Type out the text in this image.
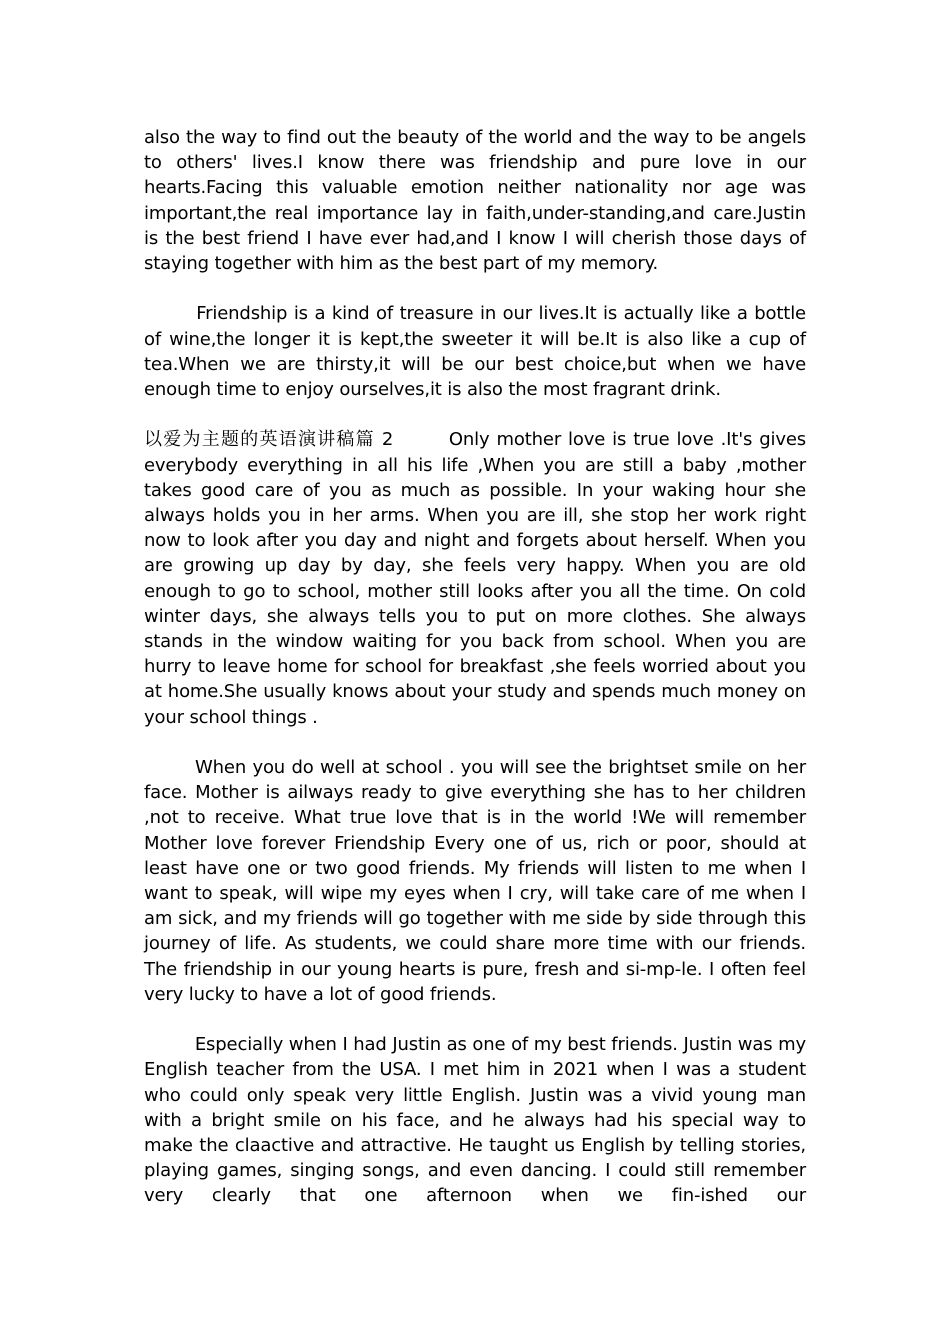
also the way to find out the beauty of the world and the way to be angels to others' lives.I know there was friendship and pure love in our hearts.Facing this valuable emotion neither nationality nor age was important,the real importance lay in faith,under-standing,and care.Justin is the best friend I have ever had,and I know I will cherish those days of staying together with him as the best part of my memory.

Friendship is a kind of treasure in our lives.It is actually like a bottle of wine,the longer it is kept,the sweeter it will be.It is also like a cup of tea.When we are thirsty,it will be our best choice,but when we have enough time to enjoy ourselves,it is also the most fragrant drink.

以爱为主题的英语演讲稿篇 2        Only mother love is true love .It's gives everybody everything in all his life ,When you are still a baby ,mother takes good care of you as much as possible. In your waking hour she always holds you in her arms. When you are ill, she stop her work right now to look after you day and night and forgets about herself. When you are growing up day by day, she feels very happy. When you are old enough to go to school, mother still looks after you all the time. On cold winter days, she always tells you to put on more clothes. She always stands in the window waiting for you back from school. When you are hurry to leave home for school for breakfast ,she feels worried about you at home.She usually knows about your study and spends much money on your school things .

When you do well at school . you will see the brightset smile on her face. Mother is ailways ready to give everything she has to her children ,not to receive. What true love that is in the world !We will remember Mother love forever Friendship Every one of us, rich or poor, should at least have one or two good friends. My friends will listen to me when I want to speak, will wipe my eyes when I cry, will take care of me when I am sick, and my friends will go together with me side by side through this journey of life. As students, we could share more time with our friends. The friendship in our young hearts is pure, fresh and si-mp-le. I often feel very lucky to have a lot of good friends.

Especially when I had Justin as one of my best friends. Justin was my English teacher from the USA. I met him in 2021 when I was a student who could only speak very little English. Justin was a vivid young man with a bright smile on his face, and he always had his special way to make the claactive and attractive. He taught us English by telling stories, playing games, singing songs, and even dancing. I could still remember very clearly that one afternoon when we fin-ished our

---*---

STATED TASK:
Keep the pictures out of the copy and return the rest of the data above exactly.

SOLUTION FOR THIS PROBLEM:
Type out the text in this image.
also the way to find out the beauty of the world and the way to be angels to others' lives.I know there was friendship and pure love in our hearts.Facing this valuable emotion neither nationality nor age was important,the real importance lay in faith,under-standing,and care.Justin is the best friend I have ever had,and I know I will cherish those days of staying together with him as the best part of my memory.

Friendship is a kind of treasure in our lives.It is actually like a bottle of wine,the longer it is kept,the sweeter it will be.It is also like a cup of tea.When we are thirsty,it will be our best choice,but when we have enough time to enjoy ourselves,it is also the most fragrant drink.

以爱为主题的英语演讲稿篇 2        Only mother love is true love .It's gives everybody everything in all his life ,When you are still a baby ,mother takes good care of you as much as possible. In your waking hour she always holds you in her arms. When you are ill, she stop her work right now to look after you day and night and forgets about herself. When you are growing up day by day, she feels very happy. When you are old enough to go to school, mother still looks after you all the time. On cold winter days, she always tells you to put on more clothes. She always stands in the window waiting for you back from school. When you are hurry to leave home for school for breakfast ,she feels worried about you at home.She usually knows about your study and spends much money on your school things .

When you do well at school . you will see the brightset smile on her face. Mother is ailways ready to give everything she has to her children ,not to receive. What true love that is in the world !We will remember Mother love forever Friendship Every one of us, rich or poor, should at least have one or two good friends. My friends will listen to me when I want to speak, will wipe my eyes when I cry, will take care of me when I am sick, and my friends will go together with me side by side through this journey of life. As students, we could share more time with our friends. The friendship in our young hearts is pure, fresh and si-mp-le. I often feel very lucky to have a lot of good friends.

Especially when I had Justin as one of my best friends. Justin was my English teacher from the USA. I met him in 2021 when I was a student who could only speak very little English. Justin was a vivid young man with a bright smile on his face, and he always had his special way to make the claactive and attractive. He taught us English by telling stories, playing games, singing songs, and even dancing. I could still remember very clearly that one afternoon when we fin-ished our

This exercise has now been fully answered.